[Dataset items]
________________

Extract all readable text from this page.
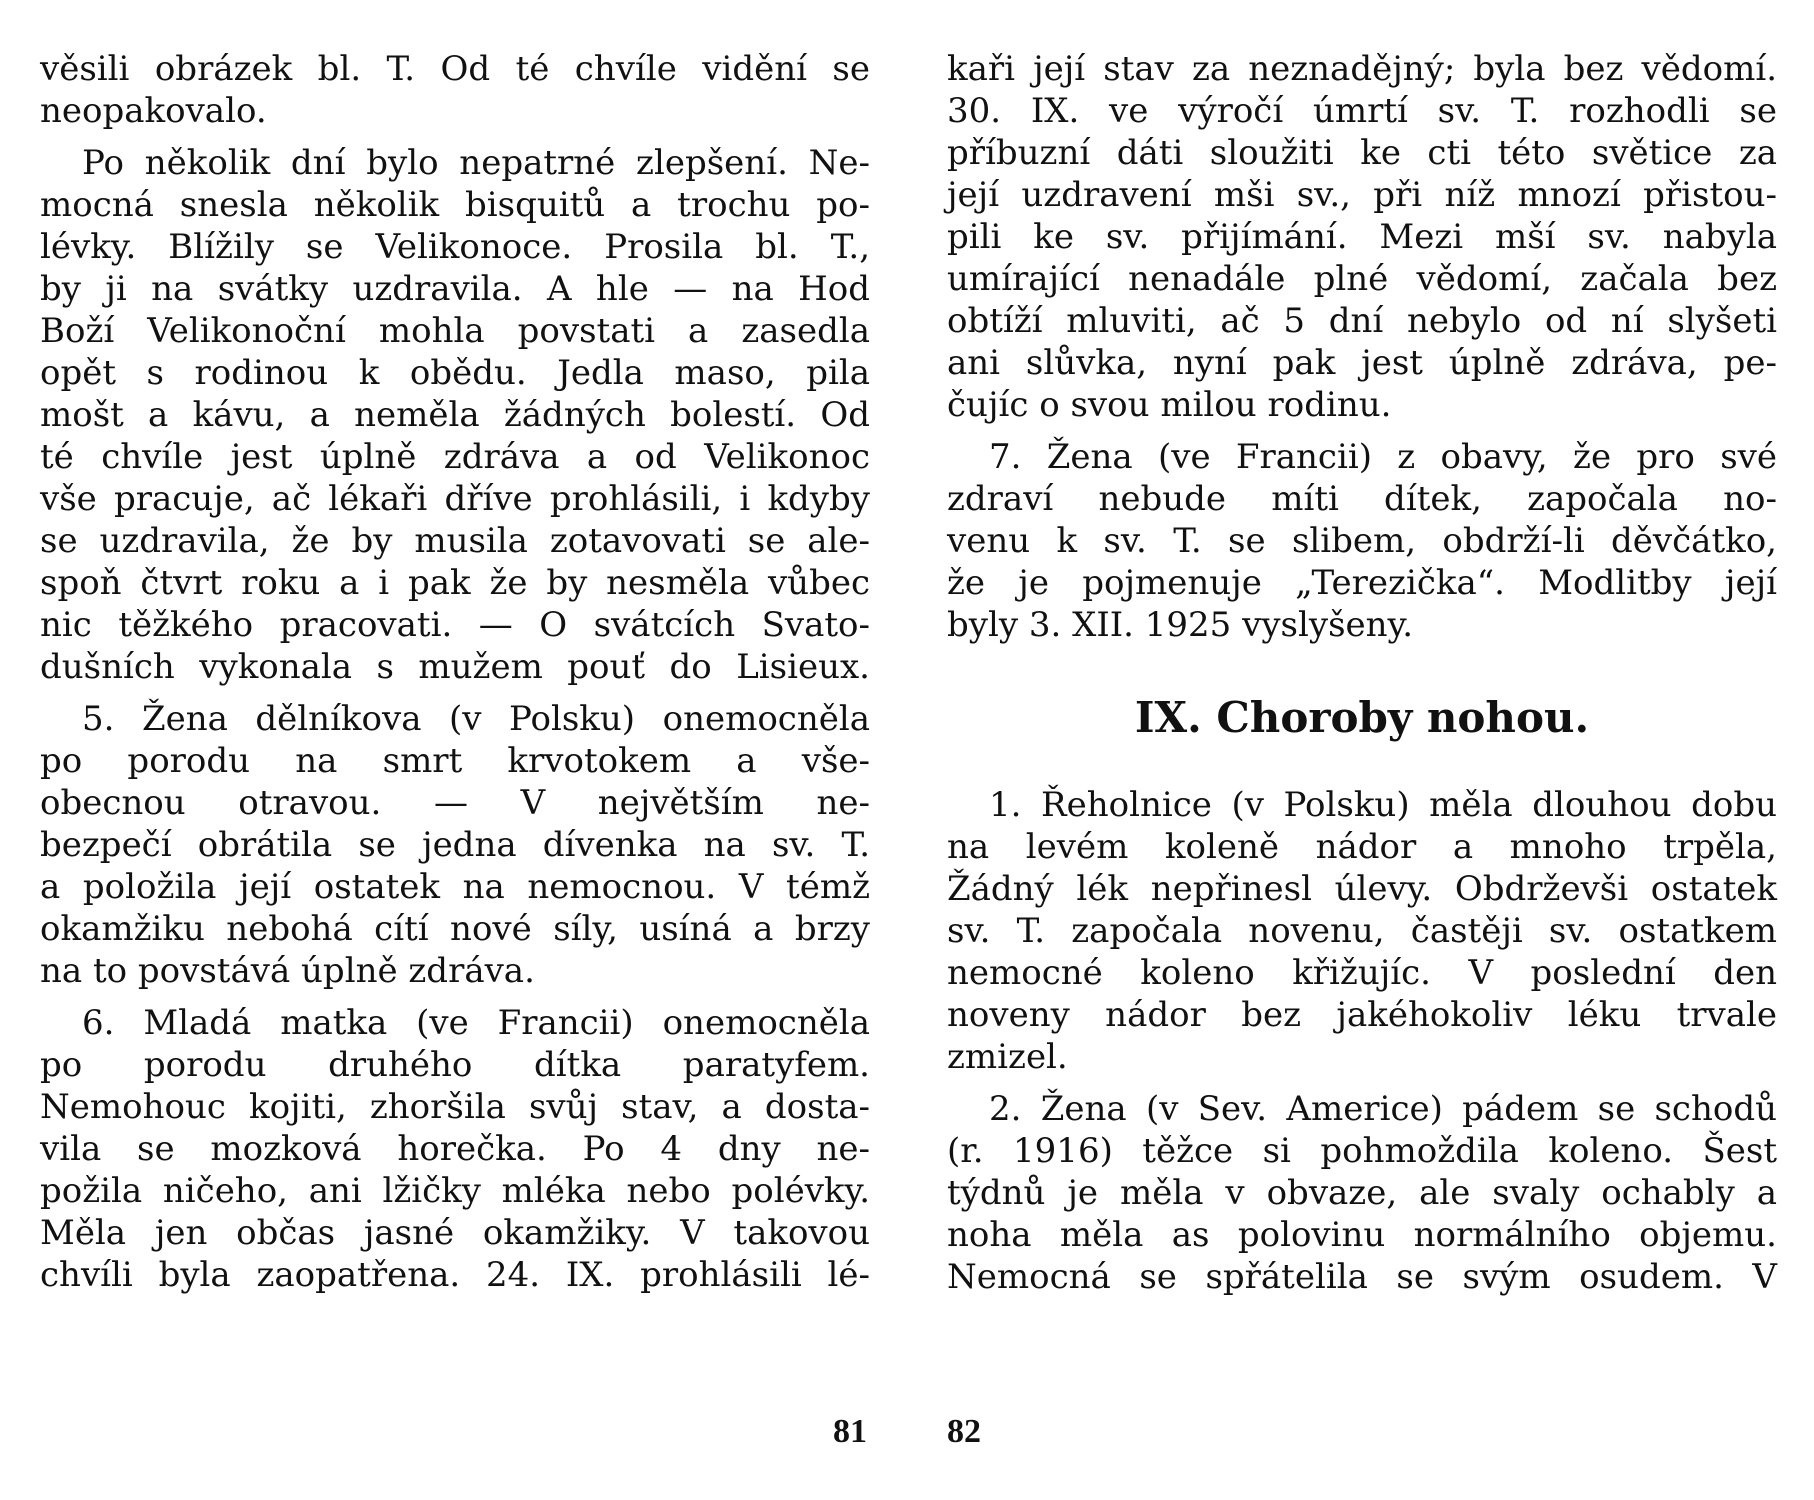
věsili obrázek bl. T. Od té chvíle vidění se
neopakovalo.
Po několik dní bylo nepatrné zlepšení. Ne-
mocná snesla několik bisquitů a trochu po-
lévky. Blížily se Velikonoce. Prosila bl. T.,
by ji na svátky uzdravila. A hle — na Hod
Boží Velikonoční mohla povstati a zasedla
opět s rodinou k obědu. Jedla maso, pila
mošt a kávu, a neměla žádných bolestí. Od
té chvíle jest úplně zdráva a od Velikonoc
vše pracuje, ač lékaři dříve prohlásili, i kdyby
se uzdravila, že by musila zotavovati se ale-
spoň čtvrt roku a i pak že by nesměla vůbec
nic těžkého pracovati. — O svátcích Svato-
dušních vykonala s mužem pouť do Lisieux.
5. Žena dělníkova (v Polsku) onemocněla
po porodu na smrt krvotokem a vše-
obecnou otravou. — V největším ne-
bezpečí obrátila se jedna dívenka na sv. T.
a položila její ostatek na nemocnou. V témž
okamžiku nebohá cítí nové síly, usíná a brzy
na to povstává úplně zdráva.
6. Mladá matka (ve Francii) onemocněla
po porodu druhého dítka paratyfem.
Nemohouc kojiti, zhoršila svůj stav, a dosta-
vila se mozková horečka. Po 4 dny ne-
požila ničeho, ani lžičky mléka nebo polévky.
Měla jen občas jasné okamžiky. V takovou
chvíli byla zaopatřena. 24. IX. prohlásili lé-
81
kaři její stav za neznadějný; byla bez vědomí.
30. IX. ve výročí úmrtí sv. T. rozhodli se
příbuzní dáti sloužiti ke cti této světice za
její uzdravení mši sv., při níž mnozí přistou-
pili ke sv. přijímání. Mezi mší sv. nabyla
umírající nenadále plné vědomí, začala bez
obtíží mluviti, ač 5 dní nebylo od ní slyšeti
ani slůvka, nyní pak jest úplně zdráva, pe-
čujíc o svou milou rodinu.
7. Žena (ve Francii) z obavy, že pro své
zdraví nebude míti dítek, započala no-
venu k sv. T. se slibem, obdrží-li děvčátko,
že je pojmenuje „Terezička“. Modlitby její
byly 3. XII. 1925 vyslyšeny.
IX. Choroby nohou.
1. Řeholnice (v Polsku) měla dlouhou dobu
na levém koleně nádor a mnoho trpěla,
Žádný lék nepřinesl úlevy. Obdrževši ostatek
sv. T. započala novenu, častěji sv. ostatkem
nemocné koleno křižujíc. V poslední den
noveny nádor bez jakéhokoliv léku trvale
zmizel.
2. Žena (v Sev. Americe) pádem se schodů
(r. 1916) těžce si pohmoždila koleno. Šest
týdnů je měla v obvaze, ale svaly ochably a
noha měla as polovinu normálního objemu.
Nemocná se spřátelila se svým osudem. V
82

________________

### TASK DESCRIPTION
Which lines in the listing above hold the word "chvíle"? Show each of them.

### RESPONSE TO THE EXERCISE
věsili obrázek bl. T. Od té chvíle vidění se
té chvíle jest úplně zdráva a od Velikonoc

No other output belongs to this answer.